THE PROBLEM:
Identify and copy all lines of the material where the string "ChasExternal" is found.
►
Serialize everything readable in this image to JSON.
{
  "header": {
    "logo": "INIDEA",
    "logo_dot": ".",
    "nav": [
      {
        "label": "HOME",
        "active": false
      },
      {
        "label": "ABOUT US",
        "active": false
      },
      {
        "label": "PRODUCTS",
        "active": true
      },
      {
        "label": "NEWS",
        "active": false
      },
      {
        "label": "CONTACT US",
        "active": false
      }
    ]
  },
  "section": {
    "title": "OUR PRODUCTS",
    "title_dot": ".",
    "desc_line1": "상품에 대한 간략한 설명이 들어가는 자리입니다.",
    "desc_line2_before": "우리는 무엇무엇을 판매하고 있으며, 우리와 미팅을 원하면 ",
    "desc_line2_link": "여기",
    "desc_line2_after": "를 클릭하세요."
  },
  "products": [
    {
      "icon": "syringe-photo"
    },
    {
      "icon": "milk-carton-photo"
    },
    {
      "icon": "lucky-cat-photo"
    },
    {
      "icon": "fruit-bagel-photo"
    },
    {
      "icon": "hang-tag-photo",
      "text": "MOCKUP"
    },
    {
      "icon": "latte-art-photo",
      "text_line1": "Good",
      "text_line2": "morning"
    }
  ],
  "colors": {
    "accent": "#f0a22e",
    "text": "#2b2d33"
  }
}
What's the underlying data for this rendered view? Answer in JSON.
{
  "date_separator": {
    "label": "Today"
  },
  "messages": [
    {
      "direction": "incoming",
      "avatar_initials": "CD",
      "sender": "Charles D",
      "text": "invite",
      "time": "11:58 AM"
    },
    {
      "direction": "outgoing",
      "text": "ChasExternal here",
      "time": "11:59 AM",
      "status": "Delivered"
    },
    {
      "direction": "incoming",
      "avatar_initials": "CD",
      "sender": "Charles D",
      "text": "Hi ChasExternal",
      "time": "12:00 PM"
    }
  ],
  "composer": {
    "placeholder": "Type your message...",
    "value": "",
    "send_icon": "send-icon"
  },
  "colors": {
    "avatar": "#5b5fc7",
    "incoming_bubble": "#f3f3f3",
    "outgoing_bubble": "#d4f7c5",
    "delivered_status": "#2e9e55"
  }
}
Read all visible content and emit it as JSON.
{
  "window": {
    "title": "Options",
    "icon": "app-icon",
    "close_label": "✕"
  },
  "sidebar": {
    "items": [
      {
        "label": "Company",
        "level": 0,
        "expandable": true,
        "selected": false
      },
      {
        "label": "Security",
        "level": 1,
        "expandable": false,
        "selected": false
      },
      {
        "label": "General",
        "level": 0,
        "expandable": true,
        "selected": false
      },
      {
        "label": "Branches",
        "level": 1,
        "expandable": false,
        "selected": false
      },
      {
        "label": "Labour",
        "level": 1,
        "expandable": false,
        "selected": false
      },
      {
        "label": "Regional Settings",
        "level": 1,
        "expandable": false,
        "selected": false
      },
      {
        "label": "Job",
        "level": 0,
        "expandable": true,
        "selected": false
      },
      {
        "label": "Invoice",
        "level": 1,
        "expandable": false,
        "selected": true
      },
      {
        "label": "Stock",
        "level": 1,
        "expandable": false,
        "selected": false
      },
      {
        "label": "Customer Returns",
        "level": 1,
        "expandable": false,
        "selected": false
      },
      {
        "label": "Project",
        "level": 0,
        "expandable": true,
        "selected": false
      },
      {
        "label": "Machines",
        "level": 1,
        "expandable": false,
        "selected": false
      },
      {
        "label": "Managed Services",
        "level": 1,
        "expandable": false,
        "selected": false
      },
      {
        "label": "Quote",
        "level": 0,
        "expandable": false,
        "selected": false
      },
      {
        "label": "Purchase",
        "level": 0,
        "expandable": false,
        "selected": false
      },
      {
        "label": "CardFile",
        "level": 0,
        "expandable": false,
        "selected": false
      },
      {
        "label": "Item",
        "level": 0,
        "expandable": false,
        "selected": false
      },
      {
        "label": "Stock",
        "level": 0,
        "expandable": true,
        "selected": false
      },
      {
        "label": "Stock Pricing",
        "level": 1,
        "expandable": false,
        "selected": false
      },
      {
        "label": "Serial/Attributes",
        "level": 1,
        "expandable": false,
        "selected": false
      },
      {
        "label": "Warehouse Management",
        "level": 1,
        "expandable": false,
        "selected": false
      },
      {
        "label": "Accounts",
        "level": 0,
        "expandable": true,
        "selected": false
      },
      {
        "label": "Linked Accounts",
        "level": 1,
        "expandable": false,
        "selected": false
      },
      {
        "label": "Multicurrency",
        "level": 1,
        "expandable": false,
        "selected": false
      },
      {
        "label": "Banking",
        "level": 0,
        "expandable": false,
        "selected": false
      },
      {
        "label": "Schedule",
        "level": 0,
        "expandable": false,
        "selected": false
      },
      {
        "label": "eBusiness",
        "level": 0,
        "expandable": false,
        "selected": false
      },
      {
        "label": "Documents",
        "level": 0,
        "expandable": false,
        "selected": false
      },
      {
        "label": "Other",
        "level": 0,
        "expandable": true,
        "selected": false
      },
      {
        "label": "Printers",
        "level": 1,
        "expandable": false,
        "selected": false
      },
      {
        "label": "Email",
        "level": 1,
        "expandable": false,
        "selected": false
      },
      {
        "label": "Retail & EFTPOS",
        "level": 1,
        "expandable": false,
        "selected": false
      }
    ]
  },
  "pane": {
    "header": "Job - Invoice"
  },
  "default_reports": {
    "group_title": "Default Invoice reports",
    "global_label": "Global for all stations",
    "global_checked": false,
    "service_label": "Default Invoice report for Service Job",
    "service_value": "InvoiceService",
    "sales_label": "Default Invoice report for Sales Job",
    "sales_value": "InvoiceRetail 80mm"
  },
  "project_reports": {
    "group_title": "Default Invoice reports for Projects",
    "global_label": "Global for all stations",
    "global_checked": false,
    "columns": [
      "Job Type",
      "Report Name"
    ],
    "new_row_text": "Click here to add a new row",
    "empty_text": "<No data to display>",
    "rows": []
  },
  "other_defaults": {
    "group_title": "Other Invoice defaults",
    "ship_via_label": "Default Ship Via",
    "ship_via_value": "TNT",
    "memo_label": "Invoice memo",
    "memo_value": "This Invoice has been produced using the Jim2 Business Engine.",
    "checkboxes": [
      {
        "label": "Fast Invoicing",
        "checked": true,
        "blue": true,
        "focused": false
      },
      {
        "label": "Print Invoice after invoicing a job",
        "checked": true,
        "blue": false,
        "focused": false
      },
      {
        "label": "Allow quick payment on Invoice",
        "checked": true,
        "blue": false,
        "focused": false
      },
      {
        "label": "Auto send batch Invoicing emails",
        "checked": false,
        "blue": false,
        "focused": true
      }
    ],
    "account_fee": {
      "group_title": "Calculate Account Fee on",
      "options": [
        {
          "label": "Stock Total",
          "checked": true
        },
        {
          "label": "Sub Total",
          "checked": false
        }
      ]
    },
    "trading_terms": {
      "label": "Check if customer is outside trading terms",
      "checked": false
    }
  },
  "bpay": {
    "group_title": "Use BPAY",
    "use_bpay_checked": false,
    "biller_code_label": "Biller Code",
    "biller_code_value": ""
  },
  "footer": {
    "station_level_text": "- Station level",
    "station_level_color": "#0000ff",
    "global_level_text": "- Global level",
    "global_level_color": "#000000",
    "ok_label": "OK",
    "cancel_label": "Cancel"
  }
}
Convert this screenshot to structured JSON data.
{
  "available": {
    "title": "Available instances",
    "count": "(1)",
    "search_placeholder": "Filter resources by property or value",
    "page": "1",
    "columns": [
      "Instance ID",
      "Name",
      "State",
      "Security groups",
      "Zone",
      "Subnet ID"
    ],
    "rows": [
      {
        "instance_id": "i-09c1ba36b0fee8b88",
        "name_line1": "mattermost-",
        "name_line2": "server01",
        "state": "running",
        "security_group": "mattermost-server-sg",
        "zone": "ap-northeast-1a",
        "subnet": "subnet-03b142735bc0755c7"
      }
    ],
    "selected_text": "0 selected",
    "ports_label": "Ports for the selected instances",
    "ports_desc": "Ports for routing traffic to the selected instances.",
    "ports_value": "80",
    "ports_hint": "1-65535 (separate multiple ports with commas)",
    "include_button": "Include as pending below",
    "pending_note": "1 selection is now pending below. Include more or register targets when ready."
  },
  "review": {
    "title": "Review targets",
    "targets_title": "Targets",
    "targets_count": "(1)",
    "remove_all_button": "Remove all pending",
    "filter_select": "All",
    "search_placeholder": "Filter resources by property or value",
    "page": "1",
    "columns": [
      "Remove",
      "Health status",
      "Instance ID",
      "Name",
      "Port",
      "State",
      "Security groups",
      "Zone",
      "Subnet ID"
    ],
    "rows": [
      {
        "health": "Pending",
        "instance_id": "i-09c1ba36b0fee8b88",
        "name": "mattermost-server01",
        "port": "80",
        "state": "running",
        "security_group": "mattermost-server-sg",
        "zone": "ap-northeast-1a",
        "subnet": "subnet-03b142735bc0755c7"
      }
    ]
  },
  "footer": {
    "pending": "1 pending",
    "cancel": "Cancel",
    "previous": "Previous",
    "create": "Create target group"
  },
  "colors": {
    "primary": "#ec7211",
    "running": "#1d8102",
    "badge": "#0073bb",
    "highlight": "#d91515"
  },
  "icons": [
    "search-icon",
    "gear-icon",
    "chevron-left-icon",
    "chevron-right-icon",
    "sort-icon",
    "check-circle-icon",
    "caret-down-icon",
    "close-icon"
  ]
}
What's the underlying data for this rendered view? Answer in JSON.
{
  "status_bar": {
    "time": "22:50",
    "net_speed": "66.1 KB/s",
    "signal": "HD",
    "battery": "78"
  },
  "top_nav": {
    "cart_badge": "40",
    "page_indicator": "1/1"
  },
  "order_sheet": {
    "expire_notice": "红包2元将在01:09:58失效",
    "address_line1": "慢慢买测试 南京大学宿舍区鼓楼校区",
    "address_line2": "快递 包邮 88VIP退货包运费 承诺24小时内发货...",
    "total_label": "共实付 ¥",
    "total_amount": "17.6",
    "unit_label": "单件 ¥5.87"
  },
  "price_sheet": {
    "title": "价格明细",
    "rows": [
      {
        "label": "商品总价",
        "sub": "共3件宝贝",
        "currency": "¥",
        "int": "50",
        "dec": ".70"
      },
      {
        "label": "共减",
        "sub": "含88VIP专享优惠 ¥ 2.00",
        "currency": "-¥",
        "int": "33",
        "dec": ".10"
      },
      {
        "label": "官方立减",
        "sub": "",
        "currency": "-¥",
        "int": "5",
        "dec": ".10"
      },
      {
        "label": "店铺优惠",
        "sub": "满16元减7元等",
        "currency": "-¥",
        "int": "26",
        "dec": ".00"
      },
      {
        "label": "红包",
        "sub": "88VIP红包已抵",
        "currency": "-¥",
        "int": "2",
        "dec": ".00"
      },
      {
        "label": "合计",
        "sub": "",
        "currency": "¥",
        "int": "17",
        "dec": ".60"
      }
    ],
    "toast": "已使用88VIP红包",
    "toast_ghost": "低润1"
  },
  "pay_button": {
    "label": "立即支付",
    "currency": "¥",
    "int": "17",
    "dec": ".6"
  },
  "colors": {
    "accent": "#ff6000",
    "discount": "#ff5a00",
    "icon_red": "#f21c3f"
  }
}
◄
WRITTEN RESPONSE:
      "text": "ChasExternal here",
      "text": "Hi ChasExternal",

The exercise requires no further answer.